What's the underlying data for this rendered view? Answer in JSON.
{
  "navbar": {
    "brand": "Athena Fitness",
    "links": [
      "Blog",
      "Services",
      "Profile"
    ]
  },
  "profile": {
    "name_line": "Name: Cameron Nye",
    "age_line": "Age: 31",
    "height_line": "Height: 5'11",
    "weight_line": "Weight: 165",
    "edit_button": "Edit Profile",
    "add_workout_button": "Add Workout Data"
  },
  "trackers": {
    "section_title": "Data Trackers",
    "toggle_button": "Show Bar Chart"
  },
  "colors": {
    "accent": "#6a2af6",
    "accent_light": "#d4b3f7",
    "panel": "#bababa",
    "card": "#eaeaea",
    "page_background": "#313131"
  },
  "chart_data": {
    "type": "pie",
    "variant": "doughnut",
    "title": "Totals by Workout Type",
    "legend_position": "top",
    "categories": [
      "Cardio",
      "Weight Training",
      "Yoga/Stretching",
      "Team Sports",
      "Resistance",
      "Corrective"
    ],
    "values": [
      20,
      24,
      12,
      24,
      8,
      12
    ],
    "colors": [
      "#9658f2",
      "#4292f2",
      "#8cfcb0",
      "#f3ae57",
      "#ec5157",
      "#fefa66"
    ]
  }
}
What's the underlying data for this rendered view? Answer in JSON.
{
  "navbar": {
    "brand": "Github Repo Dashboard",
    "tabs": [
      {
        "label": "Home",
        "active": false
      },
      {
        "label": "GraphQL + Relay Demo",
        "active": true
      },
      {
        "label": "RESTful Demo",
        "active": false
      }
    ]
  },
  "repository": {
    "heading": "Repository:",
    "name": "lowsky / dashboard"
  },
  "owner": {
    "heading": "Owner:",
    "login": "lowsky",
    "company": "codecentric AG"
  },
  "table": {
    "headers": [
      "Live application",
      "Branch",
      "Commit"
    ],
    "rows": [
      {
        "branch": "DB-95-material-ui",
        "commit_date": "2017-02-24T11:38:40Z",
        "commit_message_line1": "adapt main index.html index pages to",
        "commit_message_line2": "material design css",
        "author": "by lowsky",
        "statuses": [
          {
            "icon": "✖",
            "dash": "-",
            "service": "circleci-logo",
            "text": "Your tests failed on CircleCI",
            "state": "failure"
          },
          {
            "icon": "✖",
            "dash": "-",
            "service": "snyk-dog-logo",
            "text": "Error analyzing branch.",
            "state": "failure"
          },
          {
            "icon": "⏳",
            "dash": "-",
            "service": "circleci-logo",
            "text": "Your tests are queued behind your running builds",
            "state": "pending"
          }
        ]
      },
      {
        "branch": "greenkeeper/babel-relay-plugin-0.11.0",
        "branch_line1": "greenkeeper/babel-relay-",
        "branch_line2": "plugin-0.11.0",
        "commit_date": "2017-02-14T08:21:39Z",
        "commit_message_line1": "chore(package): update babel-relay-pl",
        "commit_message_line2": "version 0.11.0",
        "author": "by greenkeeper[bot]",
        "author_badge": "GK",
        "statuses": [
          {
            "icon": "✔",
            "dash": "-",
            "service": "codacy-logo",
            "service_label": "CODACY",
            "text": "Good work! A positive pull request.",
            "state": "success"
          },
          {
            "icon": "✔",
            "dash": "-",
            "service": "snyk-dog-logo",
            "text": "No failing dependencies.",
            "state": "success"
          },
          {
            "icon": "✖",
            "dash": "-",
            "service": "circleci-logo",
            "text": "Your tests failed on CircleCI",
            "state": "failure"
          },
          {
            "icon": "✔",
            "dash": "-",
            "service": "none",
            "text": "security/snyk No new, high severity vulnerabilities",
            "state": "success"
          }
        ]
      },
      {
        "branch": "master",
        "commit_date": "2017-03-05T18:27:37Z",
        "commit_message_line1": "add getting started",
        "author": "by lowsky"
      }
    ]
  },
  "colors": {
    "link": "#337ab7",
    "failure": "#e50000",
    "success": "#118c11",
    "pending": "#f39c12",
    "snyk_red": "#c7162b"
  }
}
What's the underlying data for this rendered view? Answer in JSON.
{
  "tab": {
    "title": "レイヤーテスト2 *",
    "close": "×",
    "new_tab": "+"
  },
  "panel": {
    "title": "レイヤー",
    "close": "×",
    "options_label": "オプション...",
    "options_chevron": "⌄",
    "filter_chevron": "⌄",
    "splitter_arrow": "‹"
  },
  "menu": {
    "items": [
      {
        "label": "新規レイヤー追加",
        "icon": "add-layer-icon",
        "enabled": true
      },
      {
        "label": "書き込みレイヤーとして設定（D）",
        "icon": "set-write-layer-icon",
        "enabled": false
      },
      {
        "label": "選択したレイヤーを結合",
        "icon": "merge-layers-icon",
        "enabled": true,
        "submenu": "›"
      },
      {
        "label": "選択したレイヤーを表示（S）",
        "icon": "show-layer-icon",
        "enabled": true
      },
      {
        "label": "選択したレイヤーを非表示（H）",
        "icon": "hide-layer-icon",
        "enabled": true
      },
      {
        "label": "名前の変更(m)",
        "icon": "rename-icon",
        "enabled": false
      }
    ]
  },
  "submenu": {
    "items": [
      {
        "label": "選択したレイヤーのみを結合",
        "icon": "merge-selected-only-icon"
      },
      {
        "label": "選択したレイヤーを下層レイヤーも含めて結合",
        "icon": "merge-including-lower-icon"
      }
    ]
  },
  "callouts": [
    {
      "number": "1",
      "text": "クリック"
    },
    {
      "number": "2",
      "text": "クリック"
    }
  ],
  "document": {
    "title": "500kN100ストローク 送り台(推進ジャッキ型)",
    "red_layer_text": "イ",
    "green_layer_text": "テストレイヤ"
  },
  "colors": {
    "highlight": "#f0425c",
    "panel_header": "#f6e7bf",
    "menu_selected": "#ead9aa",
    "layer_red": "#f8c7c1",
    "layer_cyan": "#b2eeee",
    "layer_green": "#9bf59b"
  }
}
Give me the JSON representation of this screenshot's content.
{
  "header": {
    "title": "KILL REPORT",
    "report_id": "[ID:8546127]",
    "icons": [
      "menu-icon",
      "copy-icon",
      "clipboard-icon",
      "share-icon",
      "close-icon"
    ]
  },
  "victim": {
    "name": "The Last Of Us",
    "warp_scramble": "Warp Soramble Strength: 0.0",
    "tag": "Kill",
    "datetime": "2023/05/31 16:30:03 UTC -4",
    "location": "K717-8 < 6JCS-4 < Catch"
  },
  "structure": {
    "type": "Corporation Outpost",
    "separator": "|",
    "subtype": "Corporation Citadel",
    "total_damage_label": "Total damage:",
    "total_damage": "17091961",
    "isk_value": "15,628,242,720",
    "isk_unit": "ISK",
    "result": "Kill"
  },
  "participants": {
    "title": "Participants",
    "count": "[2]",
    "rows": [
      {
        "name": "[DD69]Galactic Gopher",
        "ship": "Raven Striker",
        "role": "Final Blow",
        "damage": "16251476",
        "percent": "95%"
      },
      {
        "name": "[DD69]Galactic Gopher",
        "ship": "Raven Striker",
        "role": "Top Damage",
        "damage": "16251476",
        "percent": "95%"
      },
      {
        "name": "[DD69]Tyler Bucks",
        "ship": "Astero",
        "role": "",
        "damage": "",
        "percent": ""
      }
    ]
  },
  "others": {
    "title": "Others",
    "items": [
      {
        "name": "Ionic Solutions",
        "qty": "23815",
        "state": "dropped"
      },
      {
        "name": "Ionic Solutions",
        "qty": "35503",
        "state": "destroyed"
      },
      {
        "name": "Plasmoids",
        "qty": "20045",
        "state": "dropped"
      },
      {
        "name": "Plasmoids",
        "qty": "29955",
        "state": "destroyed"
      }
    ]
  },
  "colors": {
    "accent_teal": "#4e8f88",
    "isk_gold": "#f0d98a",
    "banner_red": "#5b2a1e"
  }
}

- - - - - - -

Restate the final lines of the listing above word for word, beginning at the line that contains "Give me the".

SOLUTION BELOW
Give me the JSON representation of this screenshot's content.
{
  "header": {
    "title": "KILL REPORT",
    "report_id": "[ID:8546127]",
    "icons": [
      "menu-icon",
      "copy-icon",
      "clipboard-icon",
      "share-icon",
      "close-icon"
    ]
  },
  "victim": {
    "name": "The Last Of Us",
    "warp_scramble": "Warp Soramble Strength: 0.0",
    "tag": "Kill",
    "datetime": "2023/05/31 16:30:03 UTC -4",
    "location": "K717-8 < 6JCS-4 < Catch"
  },
  "structure": {
    "type": "Corporation Outpost",
    "separator": "|",
    "subtype": "Corporation Citadel",
    "total_damage_label": "Total damage:",
    "total_damage": "17091961",
    "isk_value": "15,628,242,720",
    "isk_unit": "ISK",
    "result": "Kill"
  },
  "participants": {
    "title": "Participants",
    "count": "[2]",
    "rows": [
      {
        "name": "[DD69]Galactic Gopher",
        "ship": "Raven Striker",
        "role": "Final Blow",
        "damage": "16251476",
        "percent": "95%"
      },
      {
        "name": "[DD69]Galactic Gopher",
        "ship": "Raven Striker",
        "role": "Top Damage",
        "damage": "16251476",
        "percent": "95%"
      },
      {
        "name": "[DD69]Tyler Bucks",
        "ship": "Astero",
        "role": "",
        "damage": "",
        "percent": ""
      }
    ]
  },
  "others": {
    "title": "Others",
    "items": [
      {
        "name": "Ionic Solutions",
        "qty": "23815",
        "state": "dropped"
      },
      {
        "name": "Ionic Solutions",
        "qty": "35503",
        "state": "destroyed"
      },
      {
        "name": "Plasmoids",
        "qty": "20045",
        "state": "dropped"
      },
      {
        "name": "Plasmoids",
        "qty": "29955",
        "state": "destroyed"
      }
    ]
  },
  "colors": {
    "accent_teal": "#4e8f88",
    "isk_gold": "#f0d98a",
    "banner_red": "#5b2a1e"
  }
}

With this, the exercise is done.